Het CAK verkrijgt pas in het jaar volgend op het berekeningsjaar, de
burgerservicenummers van de belanghebbenden. Het CAK kan met behulp van
in de gba in het berekeningsjaar geplaatste afnemersindicaties, de
personen achterhalen die op de laatste dag van het berekeningsjaar op
hetzelfde woonadres als de belanghebbende stonden ingeschreven. Het is
voor het in het berekeningsjaar plaatsen van een afnemersindicatie voor
een belanghebbende vereist dat de belanghebbende bij het CAK in het
berekeningsjaar bekend was. Het moet dus gaan om een belanghebbende die
een cliënt was voor het CAK in het kader van de uitvoering van de Wtcg
en/of van de Algemene Wet Bijzondere Ziektekosten, in het jaar
voorafgaande aan het berekeningsjaar. Er voldoen ongeveer 95 % van de
belanghebbenden aan het bovenbedoeld criterium.

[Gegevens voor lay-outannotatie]
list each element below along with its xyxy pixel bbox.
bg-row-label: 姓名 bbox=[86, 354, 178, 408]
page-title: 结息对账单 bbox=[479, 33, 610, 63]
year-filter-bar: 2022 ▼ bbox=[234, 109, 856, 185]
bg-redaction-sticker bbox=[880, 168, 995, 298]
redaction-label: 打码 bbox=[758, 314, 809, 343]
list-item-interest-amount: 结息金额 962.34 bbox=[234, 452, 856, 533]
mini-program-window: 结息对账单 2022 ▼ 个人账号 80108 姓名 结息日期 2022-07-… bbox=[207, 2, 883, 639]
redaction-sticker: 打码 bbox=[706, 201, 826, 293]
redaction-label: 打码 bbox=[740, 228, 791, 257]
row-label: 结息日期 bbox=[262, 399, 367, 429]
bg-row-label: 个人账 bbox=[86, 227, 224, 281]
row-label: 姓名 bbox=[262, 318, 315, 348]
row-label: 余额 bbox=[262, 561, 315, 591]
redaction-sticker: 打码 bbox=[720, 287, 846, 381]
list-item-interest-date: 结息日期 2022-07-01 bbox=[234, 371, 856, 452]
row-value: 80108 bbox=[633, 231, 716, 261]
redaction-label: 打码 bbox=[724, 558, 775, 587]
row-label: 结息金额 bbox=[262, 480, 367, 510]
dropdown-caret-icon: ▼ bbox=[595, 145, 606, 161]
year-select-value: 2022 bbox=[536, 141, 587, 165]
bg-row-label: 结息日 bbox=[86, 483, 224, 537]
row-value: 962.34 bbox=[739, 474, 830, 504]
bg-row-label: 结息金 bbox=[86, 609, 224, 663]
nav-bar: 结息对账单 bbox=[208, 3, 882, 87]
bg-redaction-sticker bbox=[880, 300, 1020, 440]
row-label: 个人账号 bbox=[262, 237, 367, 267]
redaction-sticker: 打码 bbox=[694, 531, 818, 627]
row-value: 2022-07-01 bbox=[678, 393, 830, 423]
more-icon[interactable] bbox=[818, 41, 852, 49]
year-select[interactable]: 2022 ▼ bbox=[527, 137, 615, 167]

(TAKEN):
**a)** Transcribeer de volledige tekst over het CAK en de afnemersindicaties letterlijk.
**b)** Geef de vermeldingen woord voor woord weer vanaf het begin tot en met de regel die "dropdown-caret-icon: ▼ bbox=[595, 145, 606, 161]" bevat.

(ANTWOORDEN OP VOLGORDE):
**a)**
Het CAK verkrijgt pas in het jaar volgend op het berekeningsjaar, de
burgerservicenummers van de belanghebbenden. Het CAK kan met behulp van
in de gba in het berekeningsjaar geplaatste afnemersindicaties, de
personen achterhalen die op de laatste dag van het berekeningsjaar op
hetzelfde woonadres als de belanghebbende stonden ingeschreven. Het is
voor het in het berekeningsjaar plaatsen van een afnemersindicatie voor
een belanghebbende vereist dat de belanghebbende bij het CAK in het
berekeningsjaar bekend was. Het moet dus gaan om een belanghebbende die
een cliënt was voor het CAK in het kader van de uitvoering van de Wtcg
en/of van de Algemene Wet Bijzondere Ziektekosten, in het jaar
voorafgaande aan het berekeningsjaar. Er voldoen ongeveer 95 % van de
belanghebbenden aan het bovenbedoeld criterium.

**b)**
list each element below along with its xyxy pixel bbox.
bg-row-label: 姓名 bbox=[86, 354, 178, 408]
page-title: 结息对账单 bbox=[479, 33, 610, 63]
year-filter-bar: 2022 ▼ bbox=[234, 109, 856, 185]
bg-redaction-sticker bbox=[880, 168, 995, 298]
redaction-label: 打码 bbox=[758, 314, 809, 343]
list-item-interest-amount: 结息金额 962.34 bbox=[234, 452, 856, 533]
mini-program-window: 结息对账单 2022 ▼ 个人账号 80108 姓名 结息日期 2022-07-… bbox=[207, 2, 883, 639]
redaction-sticker: 打码 bbox=[706, 201, 826, 293]
redaction-label: 打码 bbox=[740, 228, 791, 257]
row-label: 结息日期 bbox=[262, 399, 367, 429]
bg-row-label: 个人账 bbox=[86, 227, 224, 281]
row-label: 姓名 bbox=[262, 318, 315, 348]
row-label: 余额 bbox=[262, 561, 315, 591]
redaction-sticker: 打码 bbox=[720, 287, 846, 381]
list-item-interest-date: 结息日期 2022-07-01 bbox=[234, 371, 856, 452]
row-value: 80108 bbox=[633, 231, 716, 261]
redaction-label: 打码 bbox=[724, 558, 775, 587]
row-label: 结息金额 bbox=[262, 480, 367, 510]
dropdown-caret-icon: ▼ bbox=[595, 145, 606, 161]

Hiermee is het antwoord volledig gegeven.